The input -
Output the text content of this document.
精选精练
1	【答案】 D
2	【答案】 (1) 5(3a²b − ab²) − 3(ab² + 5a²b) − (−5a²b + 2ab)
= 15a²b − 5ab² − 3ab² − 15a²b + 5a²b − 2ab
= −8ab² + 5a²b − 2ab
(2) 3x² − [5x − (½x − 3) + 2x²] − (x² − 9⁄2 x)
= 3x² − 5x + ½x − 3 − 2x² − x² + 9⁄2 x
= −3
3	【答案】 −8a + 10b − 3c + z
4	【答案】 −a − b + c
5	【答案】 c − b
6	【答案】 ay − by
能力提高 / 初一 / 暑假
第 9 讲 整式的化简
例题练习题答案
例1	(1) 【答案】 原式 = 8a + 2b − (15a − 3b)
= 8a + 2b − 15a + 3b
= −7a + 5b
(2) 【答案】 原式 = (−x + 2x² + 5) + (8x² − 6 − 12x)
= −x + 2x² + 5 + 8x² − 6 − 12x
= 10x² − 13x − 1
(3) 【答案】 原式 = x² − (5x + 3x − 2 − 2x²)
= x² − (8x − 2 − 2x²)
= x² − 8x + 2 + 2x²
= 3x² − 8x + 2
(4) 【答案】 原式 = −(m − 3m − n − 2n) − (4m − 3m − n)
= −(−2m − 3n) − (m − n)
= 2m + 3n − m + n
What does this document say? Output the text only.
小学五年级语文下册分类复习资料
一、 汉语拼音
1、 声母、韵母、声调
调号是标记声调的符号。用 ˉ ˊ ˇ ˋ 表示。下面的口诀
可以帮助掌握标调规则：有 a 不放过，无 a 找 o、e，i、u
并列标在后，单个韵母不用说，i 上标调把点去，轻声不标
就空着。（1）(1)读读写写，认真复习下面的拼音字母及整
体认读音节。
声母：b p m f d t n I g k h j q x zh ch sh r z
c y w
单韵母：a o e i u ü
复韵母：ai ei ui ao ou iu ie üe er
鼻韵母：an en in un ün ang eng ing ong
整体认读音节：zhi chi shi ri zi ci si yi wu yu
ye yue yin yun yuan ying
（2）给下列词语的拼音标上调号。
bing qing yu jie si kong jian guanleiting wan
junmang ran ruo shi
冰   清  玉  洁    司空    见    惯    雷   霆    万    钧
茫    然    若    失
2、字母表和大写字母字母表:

Task directions -
Exactly as written, please output every entry.

Answer -
Output the text content of this document.
精选精练
1	【答案】 D
2	【答案】 (1) 5(3a²b − ab²) − 3(ab² + 5a²b) − (−5a²b + 2ab)
= 15a²b − 5ab² − 3ab² − 15a²b + 5a²b − 2ab
= −8ab² + 5a²b − 2ab
(2) 3x² − [5x − (½x − 3) + 2x²] − (x² − 9⁄2 x)
= 3x² − 5x + ½x − 3 − 2x² − x² + 9⁄2 x
= −3
3	【答案】 −8a + 10b − 3c + z
4	【答案】 −a − b + c
5	【答案】 c − b
6	【答案】 ay − by
能力提高 / 初一 / 暑假
第 9 讲 整式的化简
例题练习题答案
例1	(1) 【答案】 原式 = 8a + 2b − (15a − 3b)
= 8a + 2b − 15a + 3b
= −7a + 5b
(2) 【答案】 原式 = (−x + 2x² + 5) + (8x² − 6 − 12x)
= −x + 2x² + 5 + 8x² − 6 − 12x
= 10x² − 13x − 1
(3) 【答案】 原式 = x² − (5x + 3x − 2 − 2x²)
= x² − (8x − 2 − 2x²)
= x² − 8x + 2 + 2x²
= 3x² − 8x + 2
(4) 【答案】 原式 = −(m − 3m − n − 2n) − (4m − 3m − n)
= −(−2m − 3n) − (m − n)
= 2m + 3n − m + n
What does this document say? Output the text only.
小学五年级语文下册分类复习资料
一、 汉语拼音
1、 声母、韵母、声调
调号是标记声调的符号。用 ˉ ˊ ˇ ˋ 表示。下面的口诀
可以帮助掌握标调规则：有 a 不放过，无 a 找 o、e，i、u
并列标在后，单个韵母不用说，i 上标调把点去，轻声不标
就空着。（1）(1)读读写写，认真复习下面的拼音字母及整
体认读音节。
声母：b p m f d t n I g k h j q x zh ch sh r z
c y w
单韵母：a o e i u ü
复韵母：ai ei ui ao ou iu ie üe er
鼻韵母：an en in un ün ang eng ing ong
整体认读音节：zhi chi shi ri zi ci si yi wu yu
ye yue yin yun yuan ying
（2）给下列词语的拼音标上调号。
bing qing yu jie si kong jian guanleiting wan
junmang ran ruo shi
冰   清  玉  洁    司空    见    惯    雷   霆    万    钧
茫    然    若    失
2、字母表和大写字母字母表:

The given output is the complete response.